* [WHAT IS NEEDED] Could you extract every entry below and reproduce it exactly?

## Start STORED RECORDS

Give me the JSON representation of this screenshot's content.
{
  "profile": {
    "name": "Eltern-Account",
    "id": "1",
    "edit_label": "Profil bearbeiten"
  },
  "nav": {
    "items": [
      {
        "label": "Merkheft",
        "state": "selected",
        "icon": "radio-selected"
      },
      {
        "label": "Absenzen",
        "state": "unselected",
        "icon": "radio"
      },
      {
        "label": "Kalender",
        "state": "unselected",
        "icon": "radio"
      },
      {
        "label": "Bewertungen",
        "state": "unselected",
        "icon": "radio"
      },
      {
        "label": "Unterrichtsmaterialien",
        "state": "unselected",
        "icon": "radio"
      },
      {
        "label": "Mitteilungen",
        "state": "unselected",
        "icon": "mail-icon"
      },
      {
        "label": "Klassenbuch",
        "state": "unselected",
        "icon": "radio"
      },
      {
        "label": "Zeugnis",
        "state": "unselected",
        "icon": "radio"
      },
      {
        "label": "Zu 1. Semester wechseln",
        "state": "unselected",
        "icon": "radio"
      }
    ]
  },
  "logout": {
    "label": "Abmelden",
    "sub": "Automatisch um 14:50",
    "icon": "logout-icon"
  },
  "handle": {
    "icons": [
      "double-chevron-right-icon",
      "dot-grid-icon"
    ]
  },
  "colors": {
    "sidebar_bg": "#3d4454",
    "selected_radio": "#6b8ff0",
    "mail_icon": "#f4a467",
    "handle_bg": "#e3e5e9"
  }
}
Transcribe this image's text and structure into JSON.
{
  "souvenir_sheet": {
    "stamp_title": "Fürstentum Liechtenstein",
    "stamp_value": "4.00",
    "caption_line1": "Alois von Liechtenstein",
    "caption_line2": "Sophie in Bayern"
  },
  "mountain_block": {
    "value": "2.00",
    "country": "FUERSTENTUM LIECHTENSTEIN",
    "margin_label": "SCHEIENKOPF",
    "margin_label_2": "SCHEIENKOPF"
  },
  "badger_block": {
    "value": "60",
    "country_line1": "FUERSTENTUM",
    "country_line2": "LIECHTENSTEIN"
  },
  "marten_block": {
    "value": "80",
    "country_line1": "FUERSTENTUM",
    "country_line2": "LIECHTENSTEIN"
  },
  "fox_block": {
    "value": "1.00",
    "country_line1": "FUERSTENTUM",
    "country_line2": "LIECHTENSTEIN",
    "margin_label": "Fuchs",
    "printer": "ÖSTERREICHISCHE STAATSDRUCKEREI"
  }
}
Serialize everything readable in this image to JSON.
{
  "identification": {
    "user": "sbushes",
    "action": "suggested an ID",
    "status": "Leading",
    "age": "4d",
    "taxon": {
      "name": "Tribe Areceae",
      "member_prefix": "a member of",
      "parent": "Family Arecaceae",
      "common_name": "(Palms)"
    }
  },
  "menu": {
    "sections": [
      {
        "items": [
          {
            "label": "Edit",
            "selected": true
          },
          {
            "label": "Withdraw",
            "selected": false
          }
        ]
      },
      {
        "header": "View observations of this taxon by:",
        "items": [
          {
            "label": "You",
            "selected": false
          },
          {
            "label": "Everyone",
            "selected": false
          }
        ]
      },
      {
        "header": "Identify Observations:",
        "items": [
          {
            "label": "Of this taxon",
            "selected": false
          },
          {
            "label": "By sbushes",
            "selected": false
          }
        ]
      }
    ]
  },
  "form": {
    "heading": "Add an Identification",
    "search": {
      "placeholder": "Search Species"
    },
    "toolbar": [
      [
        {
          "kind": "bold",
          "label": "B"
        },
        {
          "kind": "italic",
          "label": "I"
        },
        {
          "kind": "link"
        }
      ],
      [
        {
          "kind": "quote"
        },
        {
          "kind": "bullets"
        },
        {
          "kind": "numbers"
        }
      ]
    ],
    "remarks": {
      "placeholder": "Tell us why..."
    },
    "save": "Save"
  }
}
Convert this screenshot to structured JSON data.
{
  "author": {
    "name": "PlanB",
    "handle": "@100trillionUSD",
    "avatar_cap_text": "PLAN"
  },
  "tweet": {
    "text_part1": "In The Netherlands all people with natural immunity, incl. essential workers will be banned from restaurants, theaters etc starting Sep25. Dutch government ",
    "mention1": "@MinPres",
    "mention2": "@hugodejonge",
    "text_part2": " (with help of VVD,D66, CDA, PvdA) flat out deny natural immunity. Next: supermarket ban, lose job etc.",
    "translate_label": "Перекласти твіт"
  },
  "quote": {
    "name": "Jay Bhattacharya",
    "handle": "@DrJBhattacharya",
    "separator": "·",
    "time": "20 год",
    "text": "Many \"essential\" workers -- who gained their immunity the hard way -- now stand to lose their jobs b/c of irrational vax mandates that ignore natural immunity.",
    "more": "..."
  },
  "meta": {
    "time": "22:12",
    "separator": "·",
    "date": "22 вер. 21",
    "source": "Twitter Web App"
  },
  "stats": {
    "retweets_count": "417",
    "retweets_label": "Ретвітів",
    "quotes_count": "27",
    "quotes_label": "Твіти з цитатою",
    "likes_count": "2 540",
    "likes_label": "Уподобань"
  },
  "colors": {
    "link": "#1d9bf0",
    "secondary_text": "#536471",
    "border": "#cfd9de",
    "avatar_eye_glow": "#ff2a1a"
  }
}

## End STORED RECORDS

* [WRITTEN REPLY]
Give me the JSON representation of this screenshot's content.
{
  "profile": {
    "name": "Eltern-Account",
    "id": "1",
    "edit_label": "Profil bearbeiten"
  },
  "nav": {
    "items": [
      {
        "label": "Merkheft",
        "state": "selected",
        "icon": "radio-selected"
      },
      {
        "label": "Absenzen",
        "state": "unselected",
        "icon": "radio"
      },
      {
        "label": "Kalender",
        "state": "unselected",
        "icon": "radio"
      },
      {
        "label": "Bewertungen",
        "state": "unselected",
        "icon": "radio"
      },
      {
        "label": "Unterrichtsmaterialien",
        "state": "unselected",
        "icon": "radio"
      },
      {
        "label": "Mitteilungen",
        "state": "unselected",
        "icon": "mail-icon"
      },
      {
        "label": "Klassenbuch",
        "state": "unselected",
        "icon": "radio"
      },
      {
        "label": "Zeugnis",
        "state": "unselected",
        "icon": "radio"
      },
      {
        "label": "Zu 1. Semester wechseln",
        "state": "unselected",
        "icon": "radio"
      }
    ]
  },
  "logout": {
    "label": "Abmelden",
    "sub": "Automatisch um 14:50",
    "icon": "logout-icon"
  },
  "handle": {
    "icons": [
      "double-chevron-right-icon",
      "dot-grid-icon"
    ]
  },
  "colors": {
    "sidebar_bg": "#3d4454",
    "selected_radio": "#6b8ff0",
    "mail_icon": "#f4a467",
    "handle_bg": "#e3e5e9"
  }
}
Transcribe this image's text and structure into JSON.
{
  "souvenir_sheet": {
    "stamp_title": "Fürstentum Liechtenstein",
    "stamp_value": "4.00",
    "caption_line1": "Alois von Liechtenstein",
    "caption_line2": "Sophie in Bayern"
  },
  "mountain_block": {
    "value": "2.00",
    "country": "FUERSTENTUM LIECHTENSTEIN",
    "margin_label": "SCHEIENKOPF",
    "margin_label_2": "SCHEIENKOPF"
  },
  "badger_block": {
    "value": "60",
    "country_line1": "FUERSTENTUM",
    "country_line2": "LIECHTENSTEIN"
  },
  "marten_block": {
    "value": "80",
    "country_line1": "FUERSTENTUM",
    "country_line2": "LIECHTENSTEIN"
  },
  "fox_block": {
    "value": "1.00",
    "country_line1": "FUERSTENTUM",
    "country_line2": "LIECHTENSTEIN",
    "margin_label": "Fuchs",
    "printer": "ÖSTERREICHISCHE STAATSDRUCKEREI"
  }
}
Serialize everything readable in this image to JSON.
{
  "identification": {
    "user": "sbushes",
    "action": "suggested an ID",
    "status": "Leading",
    "age": "4d",
    "taxon": {
      "name": "Tribe Areceae",
      "member_prefix": "a member of",
      "parent": "Family Arecaceae",
      "common_name": "(Palms)"
    }
  },
  "menu": {
    "sections": [
      {
        "items": [
          {
            "label": "Edit",
            "selected": true
          },
          {
            "label": "Withdraw",
            "selected": false
          }
        ]
      },
      {
        "header": "View observations of this taxon by:",
        "items": [
          {
            "label": "You",
            "selected": false
          },
          {
            "label": "Everyone",
            "selected": false
          }
        ]
      },
      {
        "header": "Identify Observations:",
        "items": [
          {
            "label": "Of this taxon",
            "selected": false
          },
          {
            "label": "By sbushes",
            "selected": false
          }
        ]
      }
    ]
  },
  "form": {
    "heading": "Add an Identification",
    "search": {
      "placeholder": "Search Species"
    },
    "toolbar": [
      [
        {
          "kind": "bold",
          "label": "B"
        },
        {
          "kind": "italic",
          "label": "I"
        },
        {
          "kind": "link"
        }
      ],
      [
        {
          "kind": "quote"
        },
        {
          "kind": "bullets"
        },
        {
          "kind": "numbers"
        }
      ]
    ],
    "remarks": {
      "placeholder": "Tell us why..."
    },
    "save": "Save"
  }
}
Convert this screenshot to structured JSON data.
{
  "author": {
    "name": "PlanB",
    "handle": "@100trillionUSD",
    "avatar_cap_text": "PLAN"
  },
  "tweet": {
    "text_part1": "In The Netherlands all people with natural immunity, incl. essential workers will be banned from restaurants, theaters etc starting Sep25. Dutch government ",
    "mention1": "@MinPres",
    "mention2": "@hugodejonge",
    "text_part2": " (with help of VVD,D66, CDA, PvdA) flat out deny natural immunity. Next: supermarket ban, lose job etc.",
    "translate_label": "Перекласти твіт"
  },
  "quote": {
    "name": "Jay Bhattacharya",
    "handle": "@DrJBhattacharya",
    "separator": "·",
    "time": "20 год",
    "text": "Many \"essential\" workers -- who gained their immunity the hard way -- now stand to lose their jobs b/c of irrational vax mandates that ignore natural immunity.",
    "more": "..."
  },
  "meta": {
    "time": "22:12",
    "separator": "·",
    "date": "22 вер. 21",
    "source": "Twitter Web App"
  },
  "stats": {
    "retweets_count": "417",
    "retweets_label": "Ретвітів",
    "quotes_count": "27",
    "quotes_label": "Твіти з цитатою",
    "likes_count": "2 540",
    "likes_label": "Уподобань"
  },
  "colors": {
    "link": "#1d9bf0",
    "secondary_text": "#536471",
    "border": "#cfd9de",
    "avatar_eye_glow": "#ff2a1a"
  }
}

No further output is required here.